Task to carry out
Substitute "horizontal-axis-label" for "x-axis-label" in the entries from the line with "legend-divider [8,764,1070,766]" up to and including the line with "y-tick-label: 1.0 [108,437,129,454]", and give back only those lines with nothing else altered.

Raw records
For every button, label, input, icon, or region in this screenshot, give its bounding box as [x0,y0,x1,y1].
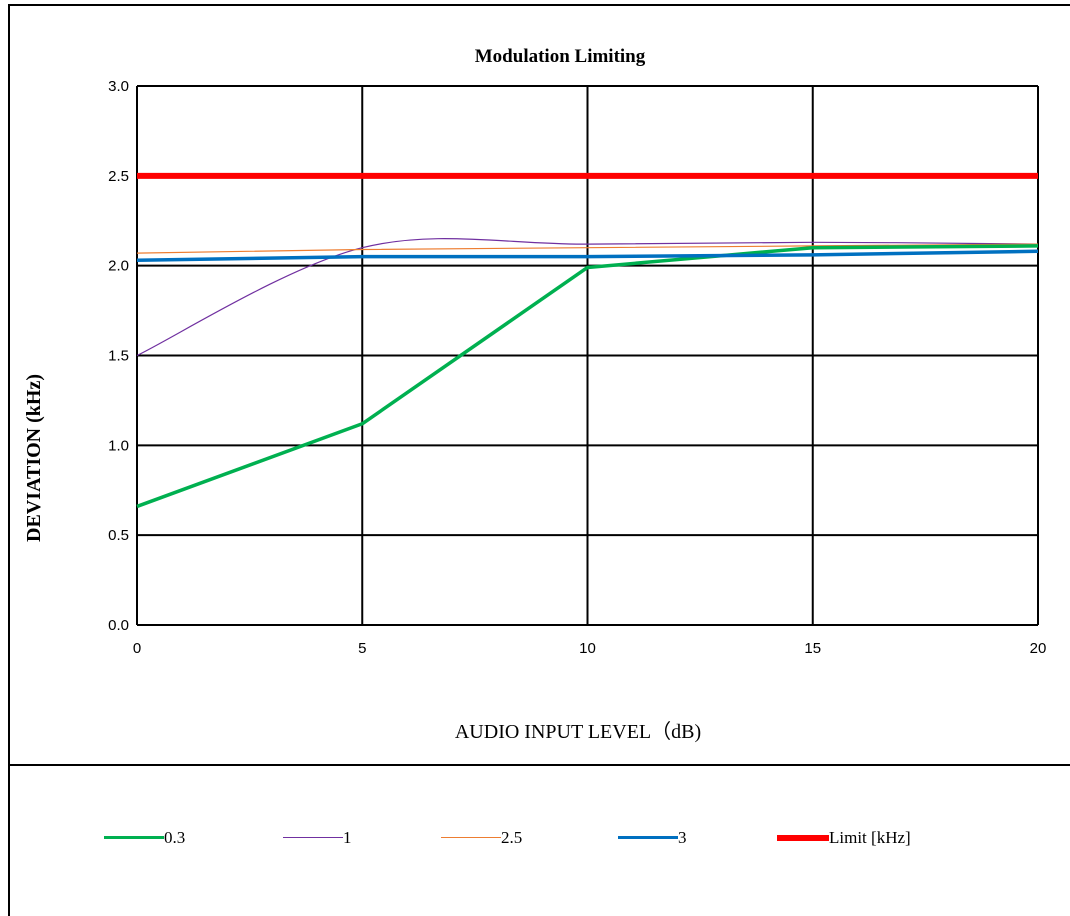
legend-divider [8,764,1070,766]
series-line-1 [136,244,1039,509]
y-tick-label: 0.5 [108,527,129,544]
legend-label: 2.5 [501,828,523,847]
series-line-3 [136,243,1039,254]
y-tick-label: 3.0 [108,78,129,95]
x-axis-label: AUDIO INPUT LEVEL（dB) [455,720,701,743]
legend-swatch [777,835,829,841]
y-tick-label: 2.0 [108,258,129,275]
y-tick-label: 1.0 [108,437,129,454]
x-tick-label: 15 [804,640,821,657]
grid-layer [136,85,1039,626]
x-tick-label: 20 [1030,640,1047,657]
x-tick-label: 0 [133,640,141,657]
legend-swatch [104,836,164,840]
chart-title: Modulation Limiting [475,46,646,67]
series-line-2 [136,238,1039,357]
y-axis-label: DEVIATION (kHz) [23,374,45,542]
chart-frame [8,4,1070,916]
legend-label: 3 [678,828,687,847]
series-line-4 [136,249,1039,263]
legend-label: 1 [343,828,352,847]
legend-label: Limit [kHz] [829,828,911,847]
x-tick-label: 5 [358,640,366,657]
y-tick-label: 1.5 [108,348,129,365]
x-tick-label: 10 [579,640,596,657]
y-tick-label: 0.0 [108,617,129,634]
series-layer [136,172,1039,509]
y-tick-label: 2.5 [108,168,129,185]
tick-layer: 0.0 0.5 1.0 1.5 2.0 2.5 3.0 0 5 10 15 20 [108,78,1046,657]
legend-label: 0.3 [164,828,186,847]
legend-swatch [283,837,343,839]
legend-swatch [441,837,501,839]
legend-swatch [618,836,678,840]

...

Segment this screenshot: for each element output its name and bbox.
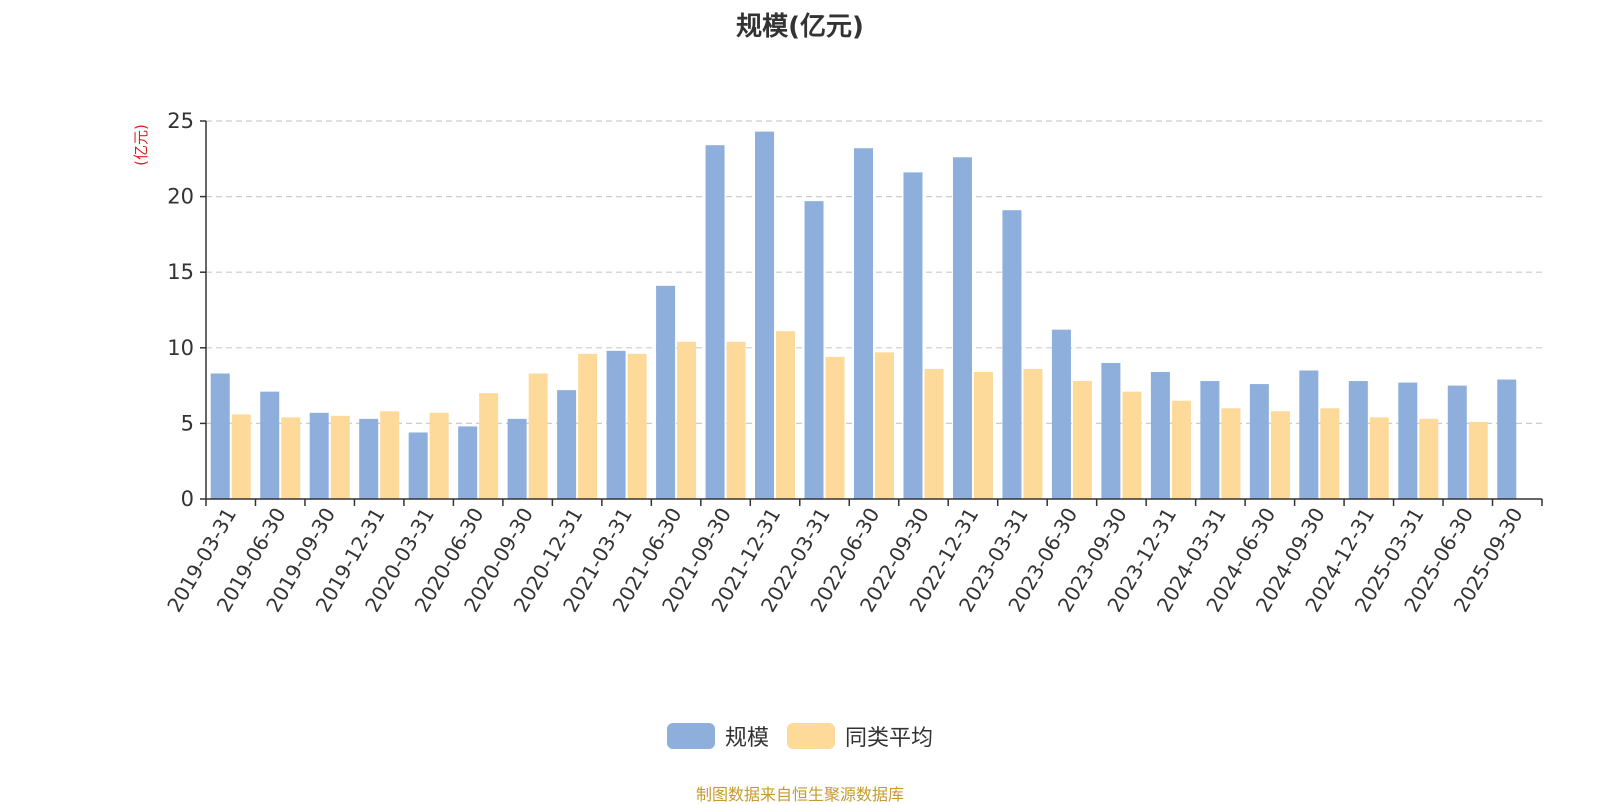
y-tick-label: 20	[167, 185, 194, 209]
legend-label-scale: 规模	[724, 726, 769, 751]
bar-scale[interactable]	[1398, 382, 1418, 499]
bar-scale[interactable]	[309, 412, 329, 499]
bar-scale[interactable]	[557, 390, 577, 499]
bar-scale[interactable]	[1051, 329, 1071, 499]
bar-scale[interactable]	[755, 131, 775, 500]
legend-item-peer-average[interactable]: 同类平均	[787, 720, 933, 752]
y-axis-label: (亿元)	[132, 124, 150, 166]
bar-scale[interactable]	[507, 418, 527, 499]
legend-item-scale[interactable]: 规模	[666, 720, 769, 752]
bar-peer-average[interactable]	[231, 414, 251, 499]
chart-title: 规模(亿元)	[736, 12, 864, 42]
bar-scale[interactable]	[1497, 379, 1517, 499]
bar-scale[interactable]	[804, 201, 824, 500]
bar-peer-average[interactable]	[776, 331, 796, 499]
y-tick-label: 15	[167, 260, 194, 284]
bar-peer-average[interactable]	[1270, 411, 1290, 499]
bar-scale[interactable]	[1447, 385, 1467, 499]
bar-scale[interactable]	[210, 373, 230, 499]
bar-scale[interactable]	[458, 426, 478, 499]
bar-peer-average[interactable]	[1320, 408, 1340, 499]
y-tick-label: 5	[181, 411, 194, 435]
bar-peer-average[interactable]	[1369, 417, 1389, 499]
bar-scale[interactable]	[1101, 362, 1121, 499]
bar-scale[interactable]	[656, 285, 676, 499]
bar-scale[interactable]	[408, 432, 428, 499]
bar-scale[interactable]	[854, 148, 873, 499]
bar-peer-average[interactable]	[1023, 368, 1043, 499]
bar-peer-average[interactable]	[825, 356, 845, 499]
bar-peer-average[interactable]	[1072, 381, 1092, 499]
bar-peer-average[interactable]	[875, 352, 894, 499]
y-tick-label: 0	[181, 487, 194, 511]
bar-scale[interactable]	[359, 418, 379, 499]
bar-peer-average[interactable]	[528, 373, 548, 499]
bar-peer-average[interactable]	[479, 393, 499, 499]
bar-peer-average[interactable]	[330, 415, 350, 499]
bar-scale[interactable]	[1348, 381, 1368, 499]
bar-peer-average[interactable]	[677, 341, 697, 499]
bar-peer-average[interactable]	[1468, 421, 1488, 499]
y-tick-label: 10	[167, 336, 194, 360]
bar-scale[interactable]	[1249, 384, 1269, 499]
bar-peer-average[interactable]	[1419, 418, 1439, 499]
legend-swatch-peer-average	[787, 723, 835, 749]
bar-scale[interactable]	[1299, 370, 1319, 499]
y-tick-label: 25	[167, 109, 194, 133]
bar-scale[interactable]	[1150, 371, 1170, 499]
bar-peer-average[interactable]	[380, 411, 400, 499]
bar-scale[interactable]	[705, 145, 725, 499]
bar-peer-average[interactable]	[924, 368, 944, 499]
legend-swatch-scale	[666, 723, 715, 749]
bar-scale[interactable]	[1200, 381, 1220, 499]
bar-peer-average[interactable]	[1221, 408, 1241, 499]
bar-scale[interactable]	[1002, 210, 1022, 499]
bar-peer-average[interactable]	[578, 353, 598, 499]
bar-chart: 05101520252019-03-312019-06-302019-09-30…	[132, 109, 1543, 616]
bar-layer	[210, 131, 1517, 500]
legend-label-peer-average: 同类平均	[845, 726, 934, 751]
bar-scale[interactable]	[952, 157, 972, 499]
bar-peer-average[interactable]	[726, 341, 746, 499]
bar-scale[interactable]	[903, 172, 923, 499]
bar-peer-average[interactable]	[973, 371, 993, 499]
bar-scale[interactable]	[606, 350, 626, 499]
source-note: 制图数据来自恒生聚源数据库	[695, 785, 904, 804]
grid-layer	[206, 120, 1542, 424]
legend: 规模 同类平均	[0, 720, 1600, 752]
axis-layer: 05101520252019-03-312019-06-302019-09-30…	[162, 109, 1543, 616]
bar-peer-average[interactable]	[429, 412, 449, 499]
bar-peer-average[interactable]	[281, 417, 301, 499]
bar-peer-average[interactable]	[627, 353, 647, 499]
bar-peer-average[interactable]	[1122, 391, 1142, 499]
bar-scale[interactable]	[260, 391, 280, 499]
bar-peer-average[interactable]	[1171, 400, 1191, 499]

The completed task
legend-divider [8,764,1070,766]
series-line-1 [136,244,1039,509]
y-tick-label: 0.5 [108,527,129,544]
legend-label: 2.5 [501,828,523,847]
series-line-3 [136,243,1039,254]
y-tick-label: 3.0 [108,78,129,95]
horizontal-axis-label: AUDIO INPUT LEVEL（dB) [455,720,701,743]
legend-swatch [777,835,829,841]
y-tick-label: 2.0 [108,258,129,275]
y-tick-label: 1.0 [108,437,129,454]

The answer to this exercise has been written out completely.